Stored data:
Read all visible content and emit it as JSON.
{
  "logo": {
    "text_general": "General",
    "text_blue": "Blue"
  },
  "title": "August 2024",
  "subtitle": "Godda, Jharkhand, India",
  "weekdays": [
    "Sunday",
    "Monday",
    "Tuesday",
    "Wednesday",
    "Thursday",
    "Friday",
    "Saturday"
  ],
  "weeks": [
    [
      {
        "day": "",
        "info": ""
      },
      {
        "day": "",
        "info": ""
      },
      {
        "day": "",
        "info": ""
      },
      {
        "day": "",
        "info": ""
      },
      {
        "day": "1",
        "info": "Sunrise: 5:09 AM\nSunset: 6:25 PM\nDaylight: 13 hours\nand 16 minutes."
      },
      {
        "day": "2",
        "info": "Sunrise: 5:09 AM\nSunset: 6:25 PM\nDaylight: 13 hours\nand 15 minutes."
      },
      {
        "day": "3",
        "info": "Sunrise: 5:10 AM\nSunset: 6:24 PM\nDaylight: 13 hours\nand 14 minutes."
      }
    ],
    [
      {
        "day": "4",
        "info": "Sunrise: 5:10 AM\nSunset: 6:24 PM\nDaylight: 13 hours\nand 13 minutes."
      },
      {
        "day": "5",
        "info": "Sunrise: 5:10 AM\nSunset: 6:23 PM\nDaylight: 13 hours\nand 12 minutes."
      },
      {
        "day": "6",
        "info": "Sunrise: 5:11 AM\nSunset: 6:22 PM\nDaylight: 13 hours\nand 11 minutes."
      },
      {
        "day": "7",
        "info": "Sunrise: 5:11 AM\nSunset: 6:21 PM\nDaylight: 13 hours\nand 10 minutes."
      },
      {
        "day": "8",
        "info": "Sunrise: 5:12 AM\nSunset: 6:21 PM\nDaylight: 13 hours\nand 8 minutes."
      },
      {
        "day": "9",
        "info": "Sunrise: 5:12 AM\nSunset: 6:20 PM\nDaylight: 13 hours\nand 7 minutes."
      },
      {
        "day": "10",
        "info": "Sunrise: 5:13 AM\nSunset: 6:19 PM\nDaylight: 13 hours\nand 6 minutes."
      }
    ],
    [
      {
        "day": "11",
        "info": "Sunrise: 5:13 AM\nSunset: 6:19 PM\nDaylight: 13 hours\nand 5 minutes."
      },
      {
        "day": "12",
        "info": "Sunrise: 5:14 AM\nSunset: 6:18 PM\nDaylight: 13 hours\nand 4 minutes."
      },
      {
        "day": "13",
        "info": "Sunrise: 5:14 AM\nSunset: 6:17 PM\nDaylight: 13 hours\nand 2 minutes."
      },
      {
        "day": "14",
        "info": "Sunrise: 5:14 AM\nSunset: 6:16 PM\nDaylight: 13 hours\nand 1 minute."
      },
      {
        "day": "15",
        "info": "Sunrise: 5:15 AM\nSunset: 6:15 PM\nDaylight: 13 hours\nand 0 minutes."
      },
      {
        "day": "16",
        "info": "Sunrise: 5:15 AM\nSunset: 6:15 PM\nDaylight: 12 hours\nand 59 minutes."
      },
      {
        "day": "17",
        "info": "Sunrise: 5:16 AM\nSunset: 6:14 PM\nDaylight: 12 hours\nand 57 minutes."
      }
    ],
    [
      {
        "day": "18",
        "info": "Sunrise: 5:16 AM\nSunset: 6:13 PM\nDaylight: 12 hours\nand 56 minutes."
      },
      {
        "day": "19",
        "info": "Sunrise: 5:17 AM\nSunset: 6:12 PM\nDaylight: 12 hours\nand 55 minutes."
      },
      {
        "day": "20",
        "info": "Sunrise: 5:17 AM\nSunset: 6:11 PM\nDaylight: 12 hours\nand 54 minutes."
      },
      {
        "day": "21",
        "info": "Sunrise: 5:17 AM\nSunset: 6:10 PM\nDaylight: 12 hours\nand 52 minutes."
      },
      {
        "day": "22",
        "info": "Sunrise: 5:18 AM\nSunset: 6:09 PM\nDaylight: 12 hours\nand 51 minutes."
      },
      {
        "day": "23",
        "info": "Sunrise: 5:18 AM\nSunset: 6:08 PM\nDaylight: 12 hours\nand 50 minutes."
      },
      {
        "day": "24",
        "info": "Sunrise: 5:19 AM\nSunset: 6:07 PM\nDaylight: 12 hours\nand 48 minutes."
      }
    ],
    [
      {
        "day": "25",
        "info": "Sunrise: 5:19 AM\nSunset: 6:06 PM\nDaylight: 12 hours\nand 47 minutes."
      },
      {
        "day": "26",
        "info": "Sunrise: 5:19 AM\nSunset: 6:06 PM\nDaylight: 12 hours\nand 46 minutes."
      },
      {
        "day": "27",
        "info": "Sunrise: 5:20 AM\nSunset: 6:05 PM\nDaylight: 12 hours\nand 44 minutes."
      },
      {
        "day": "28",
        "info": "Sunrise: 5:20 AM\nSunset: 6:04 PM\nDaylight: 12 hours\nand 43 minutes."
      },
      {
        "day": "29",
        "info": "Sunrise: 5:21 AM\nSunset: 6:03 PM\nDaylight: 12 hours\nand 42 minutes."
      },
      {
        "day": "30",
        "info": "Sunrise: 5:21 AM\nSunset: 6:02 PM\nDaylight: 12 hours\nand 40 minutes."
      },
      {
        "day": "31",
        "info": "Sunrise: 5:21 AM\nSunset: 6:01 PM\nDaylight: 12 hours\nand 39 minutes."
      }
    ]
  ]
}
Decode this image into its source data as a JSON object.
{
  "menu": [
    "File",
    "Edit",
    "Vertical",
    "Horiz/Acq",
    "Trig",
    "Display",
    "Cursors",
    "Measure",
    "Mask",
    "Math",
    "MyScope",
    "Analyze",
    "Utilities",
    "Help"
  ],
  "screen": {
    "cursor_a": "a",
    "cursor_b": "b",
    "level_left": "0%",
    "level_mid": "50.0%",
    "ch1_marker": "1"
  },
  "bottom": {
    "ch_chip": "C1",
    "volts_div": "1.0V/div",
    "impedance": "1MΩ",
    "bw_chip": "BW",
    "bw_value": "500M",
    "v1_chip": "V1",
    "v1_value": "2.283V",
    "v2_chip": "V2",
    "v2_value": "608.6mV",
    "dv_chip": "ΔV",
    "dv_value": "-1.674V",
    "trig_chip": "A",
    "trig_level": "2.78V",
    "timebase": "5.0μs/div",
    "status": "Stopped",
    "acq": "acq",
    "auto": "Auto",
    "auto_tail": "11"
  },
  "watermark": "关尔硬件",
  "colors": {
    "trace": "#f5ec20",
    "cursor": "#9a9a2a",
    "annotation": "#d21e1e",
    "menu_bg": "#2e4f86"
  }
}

INSTRUCTIONS TO FOLLOW:
Write out the material exactly as given.

EXERCISE ANSWER:
Read all visible content and emit it as JSON.
{
  "logo": {
    "text_general": "General",
    "text_blue": "Blue"
  },
  "title": "August 2024",
  "subtitle": "Godda, Jharkhand, India",
  "weekdays": [
    "Sunday",
    "Monday",
    "Tuesday",
    "Wednesday",
    "Thursday",
    "Friday",
    "Saturday"
  ],
  "weeks": [
    [
      {
        "day": "",
        "info": ""
      },
      {
        "day": "",
        "info": ""
      },
      {
        "day": "",
        "info": ""
      },
      {
        "day": "",
        "info": ""
      },
      {
        "day": "1",
        "info": "Sunrise: 5:09 AM\nSunset: 6:25 PM\nDaylight: 13 hours\nand 16 minutes."
      },
      {
        "day": "2",
        "info": "Sunrise: 5:09 AM\nSunset: 6:25 PM\nDaylight: 13 hours\nand 15 minutes."
      },
      {
        "day": "3",
        "info": "Sunrise: 5:10 AM\nSunset: 6:24 PM\nDaylight: 13 hours\nand 14 minutes."
      }
    ],
    [
      {
        "day": "4",
        "info": "Sunrise: 5:10 AM\nSunset: 6:24 PM\nDaylight: 13 hours\nand 13 minutes."
      },
      {
        "day": "5",
        "info": "Sunrise: 5:10 AM\nSunset: 6:23 PM\nDaylight: 13 hours\nand 12 minutes."
      },
      {
        "day": "6",
        "info": "Sunrise: 5:11 AM\nSunset: 6:22 PM\nDaylight: 13 hours\nand 11 minutes."
      },
      {
        "day": "7",
        "info": "Sunrise: 5:11 AM\nSunset: 6:21 PM\nDaylight: 13 hours\nand 10 minutes."
      },
      {
        "day": "8",
        "info": "Sunrise: 5:12 AM\nSunset: 6:21 PM\nDaylight: 13 hours\nand 8 minutes."
      },
      {
        "day": "9",
        "info": "Sunrise: 5:12 AM\nSunset: 6:20 PM\nDaylight: 13 hours\nand 7 minutes."
      },
      {
        "day": "10",
        "info": "Sunrise: 5:13 AM\nSunset: 6:19 PM\nDaylight: 13 hours\nand 6 minutes."
      }
    ],
    [
      {
        "day": "11",
        "info": "Sunrise: 5:13 AM\nSunset: 6:19 PM\nDaylight: 13 hours\nand 5 minutes."
      },
      {
        "day": "12",
        "info": "Sunrise: 5:14 AM\nSunset: 6:18 PM\nDaylight: 13 hours\nand 4 minutes."
      },
      {
        "day": "13",
        "info": "Sunrise: 5:14 AM\nSunset: 6:17 PM\nDaylight: 13 hours\nand 2 minutes."
      },
      {
        "day": "14",
        "info": "Sunrise: 5:14 AM\nSunset: 6:16 PM\nDaylight: 13 hours\nand 1 minute."
      },
      {
        "day": "15",
        "info": "Sunrise: 5:15 AM\nSunset: 6:15 PM\nDaylight: 13 hours\nand 0 minutes."
      },
      {
        "day": "16",
        "info": "Sunrise: 5:15 AM\nSunset: 6:15 PM\nDaylight: 12 hours\nand 59 minutes."
      },
      {
        "day": "17",
        "info": "Sunrise: 5:16 AM\nSunset: 6:14 PM\nDaylight: 12 hours\nand 57 minutes."
      }
    ],
    [
      {
        "day": "18",
        "info": "Sunrise: 5:16 AM\nSunset: 6:13 PM\nDaylight: 12 hours\nand 56 minutes."
      },
      {
        "day": "19",
        "info": "Sunrise: 5:17 AM\nSunset: 6:12 PM\nDaylight: 12 hours\nand 55 minutes."
      },
      {
        "day": "20",
        "info": "Sunrise: 5:17 AM\nSunset: 6:11 PM\nDaylight: 12 hours\nand 54 minutes."
      },
      {
        "day": "21",
        "info": "Sunrise: 5:17 AM\nSunset: 6:10 PM\nDaylight: 12 hours\nand 52 minutes."
      },
      {
        "day": "22",
        "info": "Sunrise: 5:18 AM\nSunset: 6:09 PM\nDaylight: 12 hours\nand 51 minutes."
      },
      {
        "day": "23",
        "info": "Sunrise: 5:18 AM\nSunset: 6:08 PM\nDaylight: 12 hours\nand 50 minutes."
      },
      {
        "day": "24",
        "info": "Sunrise: 5:19 AM\nSunset: 6:07 PM\nDaylight: 12 hours\nand 48 minutes."
      }
    ],
    [
      {
        "day": "25",
        "info": "Sunrise: 5:19 AM\nSunset: 6:06 PM\nDaylight: 12 hours\nand 47 minutes."
      },
      {
        "day": "26",
        "info": "Sunrise: 5:19 AM\nSunset: 6:06 PM\nDaylight: 12 hours\nand 46 minutes."
      },
      {
        "day": "27",
        "info": "Sunrise: 5:20 AM\nSunset: 6:05 PM\nDaylight: 12 hours\nand 44 minutes."
      },
      {
        "day": "28",
        "info": "Sunrise: 5:20 AM\nSunset: 6:04 PM\nDaylight: 12 hours\nand 43 minutes."
      },
      {
        "day": "29",
        "info": "Sunrise: 5:21 AM\nSunset: 6:03 PM\nDaylight: 12 hours\nand 42 minutes."
      },
      {
        "day": "30",
        "info": "Sunrise: 5:21 AM\nSunset: 6:02 PM\nDaylight: 12 hours\nand 40 minutes."
      },
      {
        "day": "31",
        "info": "Sunrise: 5:21 AM\nSunset: 6:01 PM\nDaylight: 12 hours\nand 39 minutes."
      }
    ]
  ]
}
Decode this image into its source data as a JSON object.
{
  "menu": [
    "File",
    "Edit",
    "Vertical",
    "Horiz/Acq",
    "Trig",
    "Display",
    "Cursors",
    "Measure",
    "Mask",
    "Math",
    "MyScope",
    "Analyze",
    "Utilities",
    "Help"
  ],
  "screen": {
    "cursor_a": "a",
    "cursor_b": "b",
    "level_left": "0%",
    "level_mid": "50.0%",
    "ch1_marker": "1"
  },
  "bottom": {
    "ch_chip": "C1",
    "volts_div": "1.0V/div",
    "impedance": "1MΩ",
    "bw_chip": "BW",
    "bw_value": "500M",
    "v1_chip": "V1",
    "v1_value": "2.283V",
    "v2_chip": "V2",
    "v2_value": "608.6mV",
    "dv_chip": "ΔV",
    "dv_value": "-1.674V",
    "trig_chip": "A",
    "trig_level": "2.78V",
    "timebase": "5.0μs/div",
    "status": "Stopped",
    "acq": "acq",
    "auto": "Auto",
    "auto_tail": "11"
  },
  "watermark": "关尔硬件",
  "colors": {
    "trace": "#f5ec20",
    "cursor": "#9a9a2a",
    "annotation": "#d21e1e",
    "menu_bg": "#2e4f86"
  }
}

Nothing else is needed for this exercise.